━━━━━ Data rows

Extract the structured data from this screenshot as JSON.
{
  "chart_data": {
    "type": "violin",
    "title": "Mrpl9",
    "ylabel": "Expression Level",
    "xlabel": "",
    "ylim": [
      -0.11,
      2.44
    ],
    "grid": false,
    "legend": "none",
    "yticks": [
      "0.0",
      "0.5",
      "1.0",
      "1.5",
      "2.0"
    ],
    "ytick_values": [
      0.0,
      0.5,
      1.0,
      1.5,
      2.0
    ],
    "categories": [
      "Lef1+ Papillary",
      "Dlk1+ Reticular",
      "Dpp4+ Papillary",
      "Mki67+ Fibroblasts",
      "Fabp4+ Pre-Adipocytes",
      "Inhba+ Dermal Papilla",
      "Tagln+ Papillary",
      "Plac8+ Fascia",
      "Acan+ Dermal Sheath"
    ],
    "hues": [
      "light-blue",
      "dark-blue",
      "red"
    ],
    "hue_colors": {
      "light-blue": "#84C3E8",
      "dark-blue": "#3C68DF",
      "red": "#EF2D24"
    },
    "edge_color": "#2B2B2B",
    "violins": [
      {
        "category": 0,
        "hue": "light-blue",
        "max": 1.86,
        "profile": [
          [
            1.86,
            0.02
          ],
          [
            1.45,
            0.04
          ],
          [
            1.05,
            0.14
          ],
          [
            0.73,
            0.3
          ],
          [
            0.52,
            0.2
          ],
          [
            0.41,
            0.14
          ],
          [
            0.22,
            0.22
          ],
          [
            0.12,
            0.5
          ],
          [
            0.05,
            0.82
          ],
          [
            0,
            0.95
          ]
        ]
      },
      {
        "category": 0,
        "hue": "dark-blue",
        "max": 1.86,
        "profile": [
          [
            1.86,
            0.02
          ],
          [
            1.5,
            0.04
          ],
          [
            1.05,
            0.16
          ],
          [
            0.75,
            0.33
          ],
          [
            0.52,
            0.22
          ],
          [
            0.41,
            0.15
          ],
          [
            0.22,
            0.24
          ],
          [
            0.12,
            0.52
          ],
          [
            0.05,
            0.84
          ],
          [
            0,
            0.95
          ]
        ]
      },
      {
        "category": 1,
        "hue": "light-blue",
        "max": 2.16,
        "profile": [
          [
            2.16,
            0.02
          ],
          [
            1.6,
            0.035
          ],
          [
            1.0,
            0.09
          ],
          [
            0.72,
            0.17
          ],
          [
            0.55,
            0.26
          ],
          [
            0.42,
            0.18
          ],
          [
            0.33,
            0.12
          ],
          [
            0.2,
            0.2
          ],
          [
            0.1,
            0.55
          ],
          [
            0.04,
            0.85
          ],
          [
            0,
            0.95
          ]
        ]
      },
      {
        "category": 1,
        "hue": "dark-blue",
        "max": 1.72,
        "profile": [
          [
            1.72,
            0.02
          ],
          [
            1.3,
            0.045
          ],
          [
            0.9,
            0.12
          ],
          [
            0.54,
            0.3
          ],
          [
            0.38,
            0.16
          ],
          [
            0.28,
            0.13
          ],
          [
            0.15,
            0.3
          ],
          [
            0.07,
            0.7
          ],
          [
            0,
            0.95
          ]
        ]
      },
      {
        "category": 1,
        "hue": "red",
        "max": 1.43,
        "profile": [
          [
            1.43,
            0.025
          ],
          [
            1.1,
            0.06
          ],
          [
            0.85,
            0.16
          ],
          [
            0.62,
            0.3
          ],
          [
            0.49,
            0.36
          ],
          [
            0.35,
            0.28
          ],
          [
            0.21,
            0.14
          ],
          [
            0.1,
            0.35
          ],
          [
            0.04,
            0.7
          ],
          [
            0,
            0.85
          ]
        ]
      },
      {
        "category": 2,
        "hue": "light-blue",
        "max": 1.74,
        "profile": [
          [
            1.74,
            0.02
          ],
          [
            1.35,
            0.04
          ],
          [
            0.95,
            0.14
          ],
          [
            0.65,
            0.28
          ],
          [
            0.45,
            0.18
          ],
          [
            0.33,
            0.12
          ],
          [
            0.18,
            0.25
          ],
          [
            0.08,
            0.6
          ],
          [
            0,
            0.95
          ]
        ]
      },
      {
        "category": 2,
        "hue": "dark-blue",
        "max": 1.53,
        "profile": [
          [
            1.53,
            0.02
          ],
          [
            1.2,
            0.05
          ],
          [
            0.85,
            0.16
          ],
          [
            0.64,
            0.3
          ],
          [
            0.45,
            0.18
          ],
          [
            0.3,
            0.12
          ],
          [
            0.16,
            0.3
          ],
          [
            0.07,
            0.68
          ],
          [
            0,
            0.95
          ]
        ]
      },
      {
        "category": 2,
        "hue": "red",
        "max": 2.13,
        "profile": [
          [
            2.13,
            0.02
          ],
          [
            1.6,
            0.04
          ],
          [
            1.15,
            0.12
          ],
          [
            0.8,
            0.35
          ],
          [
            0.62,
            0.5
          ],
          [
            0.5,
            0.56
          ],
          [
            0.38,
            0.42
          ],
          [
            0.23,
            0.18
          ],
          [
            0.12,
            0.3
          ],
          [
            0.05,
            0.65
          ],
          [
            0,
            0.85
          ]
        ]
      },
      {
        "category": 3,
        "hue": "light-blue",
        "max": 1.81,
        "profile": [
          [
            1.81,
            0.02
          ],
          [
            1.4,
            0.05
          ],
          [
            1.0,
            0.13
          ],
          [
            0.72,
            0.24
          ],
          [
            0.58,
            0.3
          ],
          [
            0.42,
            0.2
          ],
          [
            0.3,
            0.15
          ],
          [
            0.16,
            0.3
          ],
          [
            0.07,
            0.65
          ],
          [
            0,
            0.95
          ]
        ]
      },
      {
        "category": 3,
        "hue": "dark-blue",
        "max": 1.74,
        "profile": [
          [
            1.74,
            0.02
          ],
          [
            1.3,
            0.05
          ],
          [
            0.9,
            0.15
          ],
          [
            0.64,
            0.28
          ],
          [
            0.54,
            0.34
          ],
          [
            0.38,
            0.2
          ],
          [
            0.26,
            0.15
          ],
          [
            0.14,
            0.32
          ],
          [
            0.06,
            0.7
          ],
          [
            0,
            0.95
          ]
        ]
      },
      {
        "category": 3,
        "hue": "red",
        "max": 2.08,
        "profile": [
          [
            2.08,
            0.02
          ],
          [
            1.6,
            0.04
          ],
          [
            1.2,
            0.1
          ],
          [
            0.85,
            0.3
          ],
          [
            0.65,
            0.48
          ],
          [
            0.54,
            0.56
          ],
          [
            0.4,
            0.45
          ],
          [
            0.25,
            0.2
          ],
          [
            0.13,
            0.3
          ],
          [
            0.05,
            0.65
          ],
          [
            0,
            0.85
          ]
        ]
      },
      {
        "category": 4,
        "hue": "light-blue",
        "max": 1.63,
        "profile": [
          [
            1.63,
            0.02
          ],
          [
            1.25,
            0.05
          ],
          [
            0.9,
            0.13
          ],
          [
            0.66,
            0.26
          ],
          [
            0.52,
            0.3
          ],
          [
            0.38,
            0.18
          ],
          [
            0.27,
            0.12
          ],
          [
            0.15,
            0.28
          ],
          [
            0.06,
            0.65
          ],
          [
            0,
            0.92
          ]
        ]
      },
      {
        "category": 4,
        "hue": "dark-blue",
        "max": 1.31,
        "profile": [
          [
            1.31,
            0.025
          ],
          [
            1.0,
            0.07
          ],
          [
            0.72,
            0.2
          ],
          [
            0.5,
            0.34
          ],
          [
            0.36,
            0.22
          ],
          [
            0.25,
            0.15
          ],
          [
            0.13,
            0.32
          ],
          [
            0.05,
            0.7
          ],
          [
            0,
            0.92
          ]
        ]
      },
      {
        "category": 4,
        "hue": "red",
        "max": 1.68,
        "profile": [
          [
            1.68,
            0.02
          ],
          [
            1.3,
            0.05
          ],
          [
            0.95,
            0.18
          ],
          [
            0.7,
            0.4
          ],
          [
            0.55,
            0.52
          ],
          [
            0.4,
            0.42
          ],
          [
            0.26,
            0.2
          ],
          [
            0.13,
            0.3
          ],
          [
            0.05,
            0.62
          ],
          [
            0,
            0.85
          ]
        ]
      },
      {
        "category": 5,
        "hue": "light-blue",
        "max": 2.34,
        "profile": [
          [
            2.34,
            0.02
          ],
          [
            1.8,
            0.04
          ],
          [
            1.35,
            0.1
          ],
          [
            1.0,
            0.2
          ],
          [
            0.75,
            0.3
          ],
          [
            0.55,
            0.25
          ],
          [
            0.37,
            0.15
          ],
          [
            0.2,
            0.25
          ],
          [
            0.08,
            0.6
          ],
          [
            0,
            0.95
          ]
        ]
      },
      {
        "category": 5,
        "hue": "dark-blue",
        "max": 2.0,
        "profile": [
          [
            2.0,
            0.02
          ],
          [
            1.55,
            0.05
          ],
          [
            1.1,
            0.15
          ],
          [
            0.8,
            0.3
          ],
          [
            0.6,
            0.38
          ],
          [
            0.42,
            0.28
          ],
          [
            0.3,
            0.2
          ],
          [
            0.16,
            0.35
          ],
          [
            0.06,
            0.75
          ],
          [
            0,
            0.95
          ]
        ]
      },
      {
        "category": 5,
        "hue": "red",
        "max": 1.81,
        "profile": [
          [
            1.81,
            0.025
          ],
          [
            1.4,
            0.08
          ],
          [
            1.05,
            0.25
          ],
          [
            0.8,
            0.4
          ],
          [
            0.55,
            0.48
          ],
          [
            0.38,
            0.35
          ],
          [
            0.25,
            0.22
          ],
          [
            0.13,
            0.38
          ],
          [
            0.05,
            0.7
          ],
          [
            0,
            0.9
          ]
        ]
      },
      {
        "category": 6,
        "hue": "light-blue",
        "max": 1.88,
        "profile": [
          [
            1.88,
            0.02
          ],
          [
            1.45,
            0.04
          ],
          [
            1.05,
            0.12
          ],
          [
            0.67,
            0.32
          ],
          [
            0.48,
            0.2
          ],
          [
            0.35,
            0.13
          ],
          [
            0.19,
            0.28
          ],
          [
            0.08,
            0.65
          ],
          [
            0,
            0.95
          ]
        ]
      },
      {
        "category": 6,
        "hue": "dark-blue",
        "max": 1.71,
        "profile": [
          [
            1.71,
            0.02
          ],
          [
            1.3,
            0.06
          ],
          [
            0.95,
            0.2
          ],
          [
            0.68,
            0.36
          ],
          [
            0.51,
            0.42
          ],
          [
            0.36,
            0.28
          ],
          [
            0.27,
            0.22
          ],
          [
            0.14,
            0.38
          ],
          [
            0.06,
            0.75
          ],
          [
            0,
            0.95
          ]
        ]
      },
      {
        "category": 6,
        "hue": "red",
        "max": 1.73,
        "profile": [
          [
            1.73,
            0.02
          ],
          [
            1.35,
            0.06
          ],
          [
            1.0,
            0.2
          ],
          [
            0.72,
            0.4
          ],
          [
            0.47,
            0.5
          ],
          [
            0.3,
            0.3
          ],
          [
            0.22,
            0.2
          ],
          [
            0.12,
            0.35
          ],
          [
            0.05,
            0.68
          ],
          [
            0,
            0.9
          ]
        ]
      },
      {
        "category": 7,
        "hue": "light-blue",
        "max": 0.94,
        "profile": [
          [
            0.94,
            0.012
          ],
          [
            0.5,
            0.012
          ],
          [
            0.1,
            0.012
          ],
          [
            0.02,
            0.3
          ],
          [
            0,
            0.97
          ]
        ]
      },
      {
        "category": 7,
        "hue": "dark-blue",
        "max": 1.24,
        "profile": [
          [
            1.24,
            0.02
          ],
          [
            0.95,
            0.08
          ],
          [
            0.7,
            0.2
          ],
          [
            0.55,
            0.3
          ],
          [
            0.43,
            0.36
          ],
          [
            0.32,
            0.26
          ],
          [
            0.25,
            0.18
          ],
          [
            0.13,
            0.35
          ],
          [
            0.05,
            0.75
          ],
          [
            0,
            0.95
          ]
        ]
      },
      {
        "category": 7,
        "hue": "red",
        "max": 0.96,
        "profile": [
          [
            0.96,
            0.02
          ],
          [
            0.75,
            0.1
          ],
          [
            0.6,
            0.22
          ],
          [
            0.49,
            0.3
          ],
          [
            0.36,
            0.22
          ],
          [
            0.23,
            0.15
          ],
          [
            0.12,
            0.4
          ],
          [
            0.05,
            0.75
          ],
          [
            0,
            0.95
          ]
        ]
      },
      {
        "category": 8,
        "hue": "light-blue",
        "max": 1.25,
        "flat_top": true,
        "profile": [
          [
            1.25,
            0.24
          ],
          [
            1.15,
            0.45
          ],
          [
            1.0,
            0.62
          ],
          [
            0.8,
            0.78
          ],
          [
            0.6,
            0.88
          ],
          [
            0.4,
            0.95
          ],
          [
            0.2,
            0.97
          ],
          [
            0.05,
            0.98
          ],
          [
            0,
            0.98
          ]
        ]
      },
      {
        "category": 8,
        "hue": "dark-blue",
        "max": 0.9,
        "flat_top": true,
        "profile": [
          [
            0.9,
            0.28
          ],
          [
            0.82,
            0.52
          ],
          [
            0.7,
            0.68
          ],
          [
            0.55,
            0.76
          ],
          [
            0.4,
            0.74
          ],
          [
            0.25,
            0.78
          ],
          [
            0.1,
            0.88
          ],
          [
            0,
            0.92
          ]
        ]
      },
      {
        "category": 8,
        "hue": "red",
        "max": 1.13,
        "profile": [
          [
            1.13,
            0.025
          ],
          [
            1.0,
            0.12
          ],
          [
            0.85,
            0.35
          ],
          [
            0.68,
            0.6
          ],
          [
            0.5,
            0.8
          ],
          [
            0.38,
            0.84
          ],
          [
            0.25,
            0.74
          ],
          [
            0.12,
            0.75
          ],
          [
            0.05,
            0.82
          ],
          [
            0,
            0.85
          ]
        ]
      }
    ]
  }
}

━━━━━━━━━━

Where a line of the records above holds the word "Dermal", copy that line.

Solution below ->
      "Inhba+ Dermal Papilla",
      "Acan+ Dermal Sheath"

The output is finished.